* WHAT IS NEEDED *
Copy all the entries word for word, but omit the pictures.

* RAW RECORDS *
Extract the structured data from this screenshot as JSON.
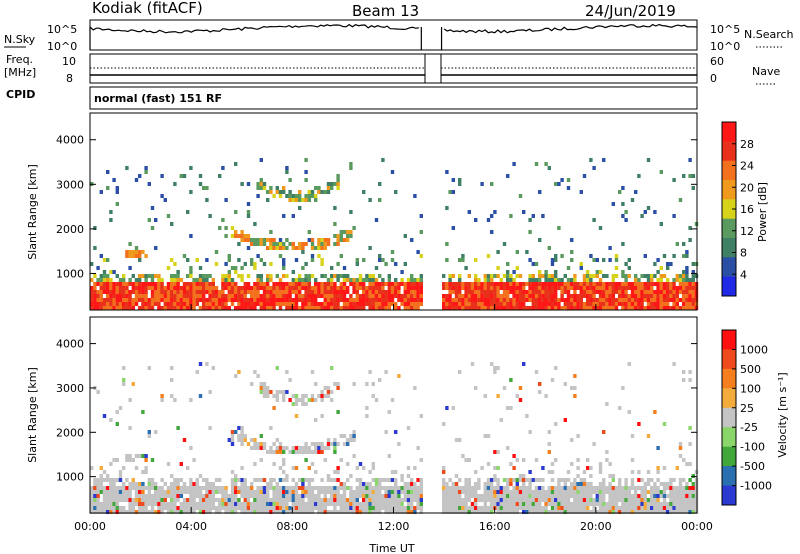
{
  "header": {
    "station": "Kodiak (fitACF)",
    "beam": "Beam 13",
    "date": "24/Jun/2019"
  },
  "panels": {
    "nsky_label": "N.Sky",
    "nsky_ticks": [
      "10^5",
      "10^0"
    ],
    "nsearch_label": "N.Search",
    "freq_label_1": "Freq.",
    "freq_label_2": "[MHz]",
    "freq_ticks": [
      "10",
      "8"
    ],
    "nave_label": "Nave",
    "nave_ticks": [
      "60",
      "0"
    ],
    "cpid_label": "CPID",
    "mode_text": "normal (fast) 151 RF"
  },
  "colors": {
    "power": [
      "#1f29e6",
      "#2c4fa6",
      "#3f7f64",
      "#5a9a5e",
      "#d7d31b",
      "#f09a1d",
      "#f3701d",
      "#e8301a",
      "#ff1717"
    ],
    "velocity": [
      "#ff0f0f",
      "#ef4a1c",
      "#f57e1f",
      "#f3ab3b",
      "#c4c4c4",
      "#8bd66a",
      "#42a83b",
      "#2a6fb0",
      "#2a3ad1"
    ],
    "gap": "#ffffff"
  },
  "chart_data": [
    {
      "type": "heatmap",
      "name": "power",
      "xlabel": "",
      "ylabel": "Slant Range [km]",
      "x_range_hours": [
        0,
        24
      ],
      "y_range_km": [
        180,
        4600
      ],
      "yticks": [
        "1000",
        "2000",
        "3000",
        "4000"
      ],
      "yticks_values": [
        1000,
        2000,
        3000,
        4000
      ],
      "xticks_values": [
        0,
        4,
        8,
        12,
        16,
        20,
        24
      ],
      "data_gap_hours": [
        13.1,
        13.9
      ],
      "colorbar": {
        "label": "Power [dB]",
        "ticks": [
          "28",
          "24",
          "20",
          "16",
          "12",
          "8",
          "4"
        ],
        "range": [
          0,
          32
        ]
      }
    },
    {
      "type": "heatmap",
      "name": "velocity",
      "xlabel": "Time UT",
      "ylabel": "Slant Range [km]",
      "x_range_hours": [
        0,
        24
      ],
      "y_range_km": [
        180,
        4600
      ],
      "yticks": [
        "1000",
        "2000",
        "3000",
        "4000"
      ],
      "yticks_values": [
        1000,
        2000,
        3000,
        4000
      ],
      "xticks": [
        "00:00",
        "04:00",
        "08:00",
        "12:00",
        "16:00",
        "20:00",
        "00:00"
      ],
      "xticks_values": [
        0,
        4,
        8,
        12,
        16,
        20,
        24
      ],
      "data_gap_hours": [
        13.1,
        13.9
      ],
      "colorbar": {
        "label": "Velocity [m s⁻¹]",
        "ticks": [
          "1000",
          "500",
          "100",
          "25",
          "-25",
          "-100",
          "-500",
          "-1000"
        ]
      }
    }
  ]
}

* FULL SOLUTION *
Extract the structured data from this screenshot as JSON.
{
  "header": {
    "station": "Kodiak (fitACF)",
    "beam": "Beam 13",
    "date": "24/Jun/2019"
  },
  "panels": {
    "nsky_label": "N.Sky",
    "nsky_ticks": [
      "10^5",
      "10^0"
    ],
    "nsearch_label": "N.Search",
    "freq_label_1": "Freq.",
    "freq_label_2": "[MHz]",
    "freq_ticks": [
      "10",
      "8"
    ],
    "nave_label": "Nave",
    "nave_ticks": [
      "60",
      "0"
    ],
    "cpid_label": "CPID",
    "mode_text": "normal (fast) 151 RF"
  },
  "colors": {
    "power": [
      "#1f29e6",
      "#2c4fa6",
      "#3f7f64",
      "#5a9a5e",
      "#d7d31b",
      "#f09a1d",
      "#f3701d",
      "#e8301a",
      "#ff1717"
    ],
    "velocity": [
      "#ff0f0f",
      "#ef4a1c",
      "#f57e1f",
      "#f3ab3b",
      "#c4c4c4",
      "#8bd66a",
      "#42a83b",
      "#2a6fb0",
      "#2a3ad1"
    ],
    "gap": "#ffffff"
  },
  "chart_data": [
    {
      "type": "heatmap",
      "name": "power",
      "xlabel": "",
      "ylabel": "Slant Range [km]",
      "x_range_hours": [
        0,
        24
      ],
      "y_range_km": [
        180,
        4600
      ],
      "yticks": [
        "1000",
        "2000",
        "3000",
        "4000"
      ],
      "yticks_values": [
        1000,
        2000,
        3000,
        4000
      ],
      "xticks_values": [
        0,
        4,
        8,
        12,
        16,
        20,
        24
      ],
      "data_gap_hours": [
        13.1,
        13.9
      ],
      "colorbar": {
        "label": "Power [dB]",
        "ticks": [
          "28",
          "24",
          "20",
          "16",
          "12",
          "8",
          "4"
        ],
        "range": [
          0,
          32
        ]
      }
    },
    {
      "type": "heatmap",
      "name": "velocity",
      "xlabel": "Time UT",
      "ylabel": "Slant Range [km]",
      "x_range_hours": [
        0,
        24
      ],
      "y_range_km": [
        180,
        4600
      ],
      "yticks": [
        "1000",
        "2000",
        "3000",
        "4000"
      ],
      "yticks_values": [
        1000,
        2000,
        3000,
        4000
      ],
      "xticks": [
        "00:00",
        "04:00",
        "08:00",
        "12:00",
        "16:00",
        "20:00",
        "00:00"
      ],
      "xticks_values": [
        0,
        4,
        8,
        12,
        16,
        20,
        24
      ],
      "data_gap_hours": [
        13.1,
        13.9
      ],
      "colorbar": {
        "label": "Velocity [m s⁻¹]",
        "ticks": [
          "1000",
          "500",
          "100",
          "25",
          "-25",
          "-100",
          "-500",
          "-1000"
        ]
      }
    }
  ]
}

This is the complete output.